Saved data entries:
## begin

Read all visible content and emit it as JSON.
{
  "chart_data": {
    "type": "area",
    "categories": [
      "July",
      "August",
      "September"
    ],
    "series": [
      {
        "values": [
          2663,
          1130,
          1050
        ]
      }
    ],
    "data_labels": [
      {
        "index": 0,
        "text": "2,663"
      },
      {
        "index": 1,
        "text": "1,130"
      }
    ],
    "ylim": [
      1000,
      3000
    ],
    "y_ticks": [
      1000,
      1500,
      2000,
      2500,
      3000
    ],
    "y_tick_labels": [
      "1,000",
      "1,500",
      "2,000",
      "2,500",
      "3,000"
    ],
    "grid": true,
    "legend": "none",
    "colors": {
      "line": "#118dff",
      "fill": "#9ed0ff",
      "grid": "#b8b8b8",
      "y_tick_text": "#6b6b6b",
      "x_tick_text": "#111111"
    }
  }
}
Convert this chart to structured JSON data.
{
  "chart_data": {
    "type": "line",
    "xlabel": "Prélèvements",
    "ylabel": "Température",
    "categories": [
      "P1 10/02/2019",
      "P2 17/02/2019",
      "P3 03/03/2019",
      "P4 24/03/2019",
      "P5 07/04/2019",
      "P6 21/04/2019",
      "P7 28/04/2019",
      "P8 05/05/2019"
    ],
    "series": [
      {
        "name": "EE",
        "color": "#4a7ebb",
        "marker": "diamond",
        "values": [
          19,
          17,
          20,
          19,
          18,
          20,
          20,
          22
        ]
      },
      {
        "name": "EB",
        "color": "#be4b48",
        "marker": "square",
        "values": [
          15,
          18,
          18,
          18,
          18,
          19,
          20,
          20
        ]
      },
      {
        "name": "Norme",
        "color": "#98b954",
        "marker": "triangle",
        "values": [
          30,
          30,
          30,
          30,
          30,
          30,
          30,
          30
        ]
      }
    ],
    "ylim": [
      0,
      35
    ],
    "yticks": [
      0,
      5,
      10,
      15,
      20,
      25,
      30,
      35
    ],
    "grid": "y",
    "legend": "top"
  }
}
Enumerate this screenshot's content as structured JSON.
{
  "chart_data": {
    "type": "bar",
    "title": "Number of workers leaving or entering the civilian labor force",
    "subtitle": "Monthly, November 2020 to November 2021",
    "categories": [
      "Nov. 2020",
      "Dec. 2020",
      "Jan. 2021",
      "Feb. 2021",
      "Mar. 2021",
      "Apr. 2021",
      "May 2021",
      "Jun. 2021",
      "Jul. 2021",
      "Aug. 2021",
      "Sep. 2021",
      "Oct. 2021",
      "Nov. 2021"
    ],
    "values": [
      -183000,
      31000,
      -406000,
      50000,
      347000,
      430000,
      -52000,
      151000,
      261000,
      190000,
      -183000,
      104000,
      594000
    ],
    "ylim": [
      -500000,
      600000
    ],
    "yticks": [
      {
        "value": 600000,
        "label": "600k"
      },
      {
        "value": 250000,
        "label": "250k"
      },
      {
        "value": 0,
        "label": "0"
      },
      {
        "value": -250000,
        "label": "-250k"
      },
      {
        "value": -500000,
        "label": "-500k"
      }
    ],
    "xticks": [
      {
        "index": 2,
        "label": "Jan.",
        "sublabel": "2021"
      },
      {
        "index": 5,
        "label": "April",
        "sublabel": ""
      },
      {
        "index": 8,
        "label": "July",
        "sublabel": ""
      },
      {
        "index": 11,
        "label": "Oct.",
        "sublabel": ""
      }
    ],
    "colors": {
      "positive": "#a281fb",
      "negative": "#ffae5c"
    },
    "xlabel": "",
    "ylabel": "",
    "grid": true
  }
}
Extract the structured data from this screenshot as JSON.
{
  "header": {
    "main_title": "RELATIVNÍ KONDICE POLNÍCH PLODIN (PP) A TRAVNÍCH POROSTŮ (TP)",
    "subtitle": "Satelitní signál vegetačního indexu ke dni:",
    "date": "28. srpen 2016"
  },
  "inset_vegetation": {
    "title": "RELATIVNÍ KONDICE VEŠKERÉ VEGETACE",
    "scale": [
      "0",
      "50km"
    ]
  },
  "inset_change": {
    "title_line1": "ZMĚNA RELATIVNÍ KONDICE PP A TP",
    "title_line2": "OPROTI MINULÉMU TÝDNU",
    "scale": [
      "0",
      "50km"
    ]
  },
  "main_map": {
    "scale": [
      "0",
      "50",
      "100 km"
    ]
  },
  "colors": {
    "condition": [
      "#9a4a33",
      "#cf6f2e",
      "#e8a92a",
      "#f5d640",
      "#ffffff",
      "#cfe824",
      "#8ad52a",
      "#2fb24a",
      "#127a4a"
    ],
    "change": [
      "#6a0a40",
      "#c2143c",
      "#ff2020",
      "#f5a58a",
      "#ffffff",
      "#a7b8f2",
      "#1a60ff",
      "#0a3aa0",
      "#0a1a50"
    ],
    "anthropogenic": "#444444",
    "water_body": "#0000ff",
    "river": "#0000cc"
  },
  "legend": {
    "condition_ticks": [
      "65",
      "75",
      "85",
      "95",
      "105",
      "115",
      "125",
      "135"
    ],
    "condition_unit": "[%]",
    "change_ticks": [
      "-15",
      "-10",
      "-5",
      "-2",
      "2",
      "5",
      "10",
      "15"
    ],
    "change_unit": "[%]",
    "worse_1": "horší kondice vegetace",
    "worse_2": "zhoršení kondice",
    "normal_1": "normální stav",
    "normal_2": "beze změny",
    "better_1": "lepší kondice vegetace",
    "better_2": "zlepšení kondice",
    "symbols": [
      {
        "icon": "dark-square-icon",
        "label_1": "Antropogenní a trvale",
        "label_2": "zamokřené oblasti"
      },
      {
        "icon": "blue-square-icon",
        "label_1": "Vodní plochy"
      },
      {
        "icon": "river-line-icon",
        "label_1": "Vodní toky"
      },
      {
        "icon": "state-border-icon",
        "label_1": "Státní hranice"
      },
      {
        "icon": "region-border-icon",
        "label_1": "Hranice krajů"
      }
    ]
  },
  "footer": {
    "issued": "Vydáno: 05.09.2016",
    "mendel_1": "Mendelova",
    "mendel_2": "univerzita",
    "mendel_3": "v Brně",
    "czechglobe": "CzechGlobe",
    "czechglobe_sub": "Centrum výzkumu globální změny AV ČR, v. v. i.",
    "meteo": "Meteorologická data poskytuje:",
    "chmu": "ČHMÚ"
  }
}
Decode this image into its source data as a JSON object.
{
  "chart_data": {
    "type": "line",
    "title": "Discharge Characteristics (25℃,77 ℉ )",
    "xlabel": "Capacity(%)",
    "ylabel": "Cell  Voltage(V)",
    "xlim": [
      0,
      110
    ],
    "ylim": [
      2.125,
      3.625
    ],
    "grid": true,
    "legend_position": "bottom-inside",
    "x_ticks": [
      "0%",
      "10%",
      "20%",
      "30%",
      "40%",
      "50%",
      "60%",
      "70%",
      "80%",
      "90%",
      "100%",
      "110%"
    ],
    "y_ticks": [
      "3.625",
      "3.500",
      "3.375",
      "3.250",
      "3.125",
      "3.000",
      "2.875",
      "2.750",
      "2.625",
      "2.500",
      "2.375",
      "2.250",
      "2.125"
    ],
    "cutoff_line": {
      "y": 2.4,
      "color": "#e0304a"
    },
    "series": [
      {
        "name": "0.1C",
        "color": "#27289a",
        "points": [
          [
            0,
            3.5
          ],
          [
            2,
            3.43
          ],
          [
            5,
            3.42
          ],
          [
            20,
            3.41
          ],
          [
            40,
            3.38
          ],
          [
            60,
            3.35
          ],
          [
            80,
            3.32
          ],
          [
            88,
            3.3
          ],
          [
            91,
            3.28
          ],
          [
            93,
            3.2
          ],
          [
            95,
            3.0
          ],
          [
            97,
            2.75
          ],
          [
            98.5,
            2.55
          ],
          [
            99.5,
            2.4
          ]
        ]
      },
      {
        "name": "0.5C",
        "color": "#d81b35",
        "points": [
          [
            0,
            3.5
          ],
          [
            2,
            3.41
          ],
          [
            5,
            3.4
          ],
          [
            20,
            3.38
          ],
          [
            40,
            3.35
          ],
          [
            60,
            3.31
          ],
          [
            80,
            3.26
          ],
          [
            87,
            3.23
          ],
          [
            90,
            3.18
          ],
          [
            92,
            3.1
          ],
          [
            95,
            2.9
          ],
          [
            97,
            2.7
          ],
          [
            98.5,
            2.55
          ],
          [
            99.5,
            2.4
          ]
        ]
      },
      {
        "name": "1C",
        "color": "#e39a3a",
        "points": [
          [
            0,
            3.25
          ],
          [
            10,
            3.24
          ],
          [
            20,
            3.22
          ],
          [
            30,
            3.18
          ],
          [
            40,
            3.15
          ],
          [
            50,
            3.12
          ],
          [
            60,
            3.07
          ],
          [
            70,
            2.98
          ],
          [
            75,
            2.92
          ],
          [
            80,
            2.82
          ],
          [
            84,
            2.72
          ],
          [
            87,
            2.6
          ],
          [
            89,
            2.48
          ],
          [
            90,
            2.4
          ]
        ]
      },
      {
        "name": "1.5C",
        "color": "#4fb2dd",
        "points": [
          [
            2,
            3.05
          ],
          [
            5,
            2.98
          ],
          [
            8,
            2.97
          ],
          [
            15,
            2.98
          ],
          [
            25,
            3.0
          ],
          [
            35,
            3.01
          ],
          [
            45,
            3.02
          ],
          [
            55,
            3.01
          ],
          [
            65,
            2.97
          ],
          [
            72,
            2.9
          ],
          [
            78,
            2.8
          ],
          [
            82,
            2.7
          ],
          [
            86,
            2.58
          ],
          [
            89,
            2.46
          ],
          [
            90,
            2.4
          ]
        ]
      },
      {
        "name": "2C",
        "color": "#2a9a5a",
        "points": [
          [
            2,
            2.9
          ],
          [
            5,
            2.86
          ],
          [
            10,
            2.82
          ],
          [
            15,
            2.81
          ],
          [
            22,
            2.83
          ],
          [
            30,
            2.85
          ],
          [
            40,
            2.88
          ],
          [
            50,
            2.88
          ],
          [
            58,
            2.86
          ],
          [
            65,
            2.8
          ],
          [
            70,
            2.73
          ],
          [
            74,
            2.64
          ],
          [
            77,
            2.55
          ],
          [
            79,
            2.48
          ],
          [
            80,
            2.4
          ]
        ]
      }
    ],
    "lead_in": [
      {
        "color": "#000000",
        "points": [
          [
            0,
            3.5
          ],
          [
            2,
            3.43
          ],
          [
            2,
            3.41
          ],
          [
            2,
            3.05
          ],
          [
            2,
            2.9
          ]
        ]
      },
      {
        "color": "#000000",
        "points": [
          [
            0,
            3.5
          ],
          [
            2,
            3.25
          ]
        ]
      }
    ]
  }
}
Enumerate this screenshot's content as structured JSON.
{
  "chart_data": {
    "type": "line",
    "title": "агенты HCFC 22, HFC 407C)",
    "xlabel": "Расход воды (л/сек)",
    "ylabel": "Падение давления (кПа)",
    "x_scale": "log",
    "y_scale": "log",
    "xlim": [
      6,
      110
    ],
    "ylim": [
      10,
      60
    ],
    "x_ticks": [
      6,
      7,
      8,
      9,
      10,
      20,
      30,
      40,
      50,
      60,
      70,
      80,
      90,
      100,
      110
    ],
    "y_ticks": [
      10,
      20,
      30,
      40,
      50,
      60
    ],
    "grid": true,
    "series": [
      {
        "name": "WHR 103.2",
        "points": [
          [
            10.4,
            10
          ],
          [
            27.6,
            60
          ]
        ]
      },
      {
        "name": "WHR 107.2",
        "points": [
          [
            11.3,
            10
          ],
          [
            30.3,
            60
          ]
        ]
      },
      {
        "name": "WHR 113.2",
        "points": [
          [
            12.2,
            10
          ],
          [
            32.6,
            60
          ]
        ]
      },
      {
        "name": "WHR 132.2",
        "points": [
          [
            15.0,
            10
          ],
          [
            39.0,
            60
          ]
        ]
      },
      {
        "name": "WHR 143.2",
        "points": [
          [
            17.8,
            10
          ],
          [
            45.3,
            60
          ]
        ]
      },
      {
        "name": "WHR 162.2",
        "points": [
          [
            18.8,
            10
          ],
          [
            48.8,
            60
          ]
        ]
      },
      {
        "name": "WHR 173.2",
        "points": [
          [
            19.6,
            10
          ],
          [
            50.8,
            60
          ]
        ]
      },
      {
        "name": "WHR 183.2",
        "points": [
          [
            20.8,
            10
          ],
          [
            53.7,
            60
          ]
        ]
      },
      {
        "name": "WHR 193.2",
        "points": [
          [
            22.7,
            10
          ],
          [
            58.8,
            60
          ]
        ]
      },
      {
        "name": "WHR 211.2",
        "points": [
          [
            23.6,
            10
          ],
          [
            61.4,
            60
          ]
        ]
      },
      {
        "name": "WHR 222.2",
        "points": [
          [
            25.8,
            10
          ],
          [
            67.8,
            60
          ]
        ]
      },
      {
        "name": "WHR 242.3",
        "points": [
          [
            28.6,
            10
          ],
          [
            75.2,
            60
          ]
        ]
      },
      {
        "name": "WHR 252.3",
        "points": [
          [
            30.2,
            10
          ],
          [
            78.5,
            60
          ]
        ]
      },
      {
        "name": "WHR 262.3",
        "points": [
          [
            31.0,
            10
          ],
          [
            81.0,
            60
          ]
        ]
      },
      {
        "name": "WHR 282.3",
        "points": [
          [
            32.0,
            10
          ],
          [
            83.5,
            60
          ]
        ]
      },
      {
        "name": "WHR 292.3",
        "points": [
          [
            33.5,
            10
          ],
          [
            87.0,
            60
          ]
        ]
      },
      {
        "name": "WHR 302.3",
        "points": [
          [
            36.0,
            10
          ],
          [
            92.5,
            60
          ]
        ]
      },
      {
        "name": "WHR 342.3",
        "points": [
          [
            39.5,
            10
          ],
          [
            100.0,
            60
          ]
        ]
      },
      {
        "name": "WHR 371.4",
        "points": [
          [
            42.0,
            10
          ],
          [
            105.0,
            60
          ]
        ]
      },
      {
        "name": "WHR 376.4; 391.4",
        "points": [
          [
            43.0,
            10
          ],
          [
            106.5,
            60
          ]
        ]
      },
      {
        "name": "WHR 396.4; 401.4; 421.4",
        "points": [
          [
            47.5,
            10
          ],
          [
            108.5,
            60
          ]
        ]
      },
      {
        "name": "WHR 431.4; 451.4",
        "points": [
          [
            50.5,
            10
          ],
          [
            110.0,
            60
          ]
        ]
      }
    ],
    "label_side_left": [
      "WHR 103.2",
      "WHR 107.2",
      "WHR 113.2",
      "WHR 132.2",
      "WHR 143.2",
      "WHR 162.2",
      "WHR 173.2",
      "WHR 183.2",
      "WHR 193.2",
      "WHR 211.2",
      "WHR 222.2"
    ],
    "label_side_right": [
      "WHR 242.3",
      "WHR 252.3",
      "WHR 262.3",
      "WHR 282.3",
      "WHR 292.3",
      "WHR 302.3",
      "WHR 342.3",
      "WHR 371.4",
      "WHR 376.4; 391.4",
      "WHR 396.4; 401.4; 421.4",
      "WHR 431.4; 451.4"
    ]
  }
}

## end

Filter the records down to the lines that contain the string "subtitle", and copy those lines.

    "subtitle": "Monthly, November 2020 to November 2021",
    "subtitle": "Satelitní signál vegetačního indexu ke dni:",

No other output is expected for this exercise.